DIRECTIVE. Count the lines below that contain the word "harmony". Give only the number.

Collected data entries:
────────────────────────────────────────

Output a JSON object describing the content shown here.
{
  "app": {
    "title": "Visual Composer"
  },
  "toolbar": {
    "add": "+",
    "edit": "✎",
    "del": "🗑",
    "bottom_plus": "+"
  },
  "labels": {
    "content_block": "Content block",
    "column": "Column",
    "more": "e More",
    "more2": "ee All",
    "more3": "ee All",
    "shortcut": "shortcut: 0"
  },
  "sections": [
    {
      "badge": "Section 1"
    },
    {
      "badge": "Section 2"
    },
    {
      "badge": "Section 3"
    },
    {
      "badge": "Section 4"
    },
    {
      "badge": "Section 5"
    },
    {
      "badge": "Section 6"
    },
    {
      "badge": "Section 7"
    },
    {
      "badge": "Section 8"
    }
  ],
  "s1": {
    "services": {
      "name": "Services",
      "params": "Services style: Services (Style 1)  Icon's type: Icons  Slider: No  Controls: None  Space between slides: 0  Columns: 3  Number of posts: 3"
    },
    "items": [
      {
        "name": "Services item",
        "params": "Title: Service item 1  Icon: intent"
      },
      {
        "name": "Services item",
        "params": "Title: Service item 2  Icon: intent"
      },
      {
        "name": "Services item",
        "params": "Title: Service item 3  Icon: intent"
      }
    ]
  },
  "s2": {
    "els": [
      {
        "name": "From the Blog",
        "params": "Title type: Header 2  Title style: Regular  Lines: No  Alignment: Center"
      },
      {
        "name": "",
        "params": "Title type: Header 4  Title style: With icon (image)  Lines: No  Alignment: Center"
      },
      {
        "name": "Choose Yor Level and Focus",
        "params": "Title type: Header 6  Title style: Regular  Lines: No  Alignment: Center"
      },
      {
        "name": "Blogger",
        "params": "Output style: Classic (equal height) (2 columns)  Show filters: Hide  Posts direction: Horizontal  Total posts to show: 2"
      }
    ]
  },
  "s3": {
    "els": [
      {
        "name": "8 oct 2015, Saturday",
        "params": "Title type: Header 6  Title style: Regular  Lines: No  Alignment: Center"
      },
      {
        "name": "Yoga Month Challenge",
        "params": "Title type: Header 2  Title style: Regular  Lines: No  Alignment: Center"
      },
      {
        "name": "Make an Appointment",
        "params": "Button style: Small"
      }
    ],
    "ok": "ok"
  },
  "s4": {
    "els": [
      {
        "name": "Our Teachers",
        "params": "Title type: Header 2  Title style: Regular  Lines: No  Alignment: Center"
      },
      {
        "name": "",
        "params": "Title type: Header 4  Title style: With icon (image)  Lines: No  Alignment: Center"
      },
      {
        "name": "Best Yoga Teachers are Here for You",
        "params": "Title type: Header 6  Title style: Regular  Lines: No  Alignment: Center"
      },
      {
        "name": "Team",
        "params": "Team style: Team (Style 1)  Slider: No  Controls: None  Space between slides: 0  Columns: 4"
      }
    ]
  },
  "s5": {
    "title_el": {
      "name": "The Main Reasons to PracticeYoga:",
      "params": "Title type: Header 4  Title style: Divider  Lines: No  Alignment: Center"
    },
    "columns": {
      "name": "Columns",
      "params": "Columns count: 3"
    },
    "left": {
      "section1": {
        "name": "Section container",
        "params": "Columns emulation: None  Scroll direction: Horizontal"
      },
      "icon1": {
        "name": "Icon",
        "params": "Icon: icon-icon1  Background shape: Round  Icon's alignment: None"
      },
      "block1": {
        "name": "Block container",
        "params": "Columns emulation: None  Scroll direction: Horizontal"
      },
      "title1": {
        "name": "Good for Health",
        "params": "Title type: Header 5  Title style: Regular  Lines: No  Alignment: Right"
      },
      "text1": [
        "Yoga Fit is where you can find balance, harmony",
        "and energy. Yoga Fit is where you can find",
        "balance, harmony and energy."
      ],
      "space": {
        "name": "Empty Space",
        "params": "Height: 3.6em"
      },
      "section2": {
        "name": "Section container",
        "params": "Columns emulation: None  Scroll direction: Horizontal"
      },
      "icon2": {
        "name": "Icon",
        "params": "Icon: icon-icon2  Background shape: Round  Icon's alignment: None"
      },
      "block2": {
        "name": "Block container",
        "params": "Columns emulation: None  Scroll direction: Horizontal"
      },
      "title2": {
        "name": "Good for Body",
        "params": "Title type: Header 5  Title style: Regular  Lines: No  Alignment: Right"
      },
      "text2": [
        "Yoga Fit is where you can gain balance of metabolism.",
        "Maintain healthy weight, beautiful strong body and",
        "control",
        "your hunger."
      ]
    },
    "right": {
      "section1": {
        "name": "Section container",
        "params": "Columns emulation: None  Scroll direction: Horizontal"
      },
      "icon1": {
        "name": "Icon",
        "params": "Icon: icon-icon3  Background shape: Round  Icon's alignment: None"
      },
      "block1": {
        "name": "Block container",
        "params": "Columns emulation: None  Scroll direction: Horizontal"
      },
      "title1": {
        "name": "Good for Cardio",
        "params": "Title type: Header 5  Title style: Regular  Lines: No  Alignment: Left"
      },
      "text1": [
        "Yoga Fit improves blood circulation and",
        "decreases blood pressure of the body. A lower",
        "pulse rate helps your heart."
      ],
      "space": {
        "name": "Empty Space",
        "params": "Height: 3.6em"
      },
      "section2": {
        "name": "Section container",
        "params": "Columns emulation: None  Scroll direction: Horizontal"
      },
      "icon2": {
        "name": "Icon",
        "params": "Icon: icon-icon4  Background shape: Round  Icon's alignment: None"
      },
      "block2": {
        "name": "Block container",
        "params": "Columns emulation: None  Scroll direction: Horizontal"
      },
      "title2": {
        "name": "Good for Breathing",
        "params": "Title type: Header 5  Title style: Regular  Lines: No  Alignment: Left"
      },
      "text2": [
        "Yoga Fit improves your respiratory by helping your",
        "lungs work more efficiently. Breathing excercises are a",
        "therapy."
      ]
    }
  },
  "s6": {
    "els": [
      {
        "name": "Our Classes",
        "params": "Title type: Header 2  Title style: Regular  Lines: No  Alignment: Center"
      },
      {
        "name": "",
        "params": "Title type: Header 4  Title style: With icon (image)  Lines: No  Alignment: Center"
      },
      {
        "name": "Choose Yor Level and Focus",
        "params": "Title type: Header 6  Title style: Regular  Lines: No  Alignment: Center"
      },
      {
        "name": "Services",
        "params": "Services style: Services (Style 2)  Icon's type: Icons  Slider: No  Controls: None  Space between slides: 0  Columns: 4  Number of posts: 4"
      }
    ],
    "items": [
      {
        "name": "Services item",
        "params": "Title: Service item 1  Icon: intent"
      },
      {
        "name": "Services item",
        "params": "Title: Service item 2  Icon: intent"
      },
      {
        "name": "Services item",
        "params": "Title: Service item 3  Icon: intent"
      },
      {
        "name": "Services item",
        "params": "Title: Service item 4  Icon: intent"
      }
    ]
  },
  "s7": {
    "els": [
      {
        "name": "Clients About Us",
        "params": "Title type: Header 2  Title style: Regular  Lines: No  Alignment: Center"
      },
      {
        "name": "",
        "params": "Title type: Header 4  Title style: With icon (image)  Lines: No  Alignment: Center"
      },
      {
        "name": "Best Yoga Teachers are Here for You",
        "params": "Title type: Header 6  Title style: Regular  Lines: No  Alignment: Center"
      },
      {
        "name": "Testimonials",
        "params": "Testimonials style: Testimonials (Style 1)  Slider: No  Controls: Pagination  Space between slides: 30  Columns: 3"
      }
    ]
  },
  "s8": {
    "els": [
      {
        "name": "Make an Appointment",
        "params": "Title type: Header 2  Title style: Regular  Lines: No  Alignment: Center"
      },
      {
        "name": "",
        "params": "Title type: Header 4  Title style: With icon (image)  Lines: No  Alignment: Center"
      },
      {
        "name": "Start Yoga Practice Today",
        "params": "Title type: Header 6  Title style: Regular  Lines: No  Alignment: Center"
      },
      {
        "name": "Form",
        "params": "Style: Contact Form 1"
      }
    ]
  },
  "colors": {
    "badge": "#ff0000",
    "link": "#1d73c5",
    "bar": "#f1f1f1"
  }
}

────────────────────────────────────────

SOLUTION FOR THIS PROBLEM. 2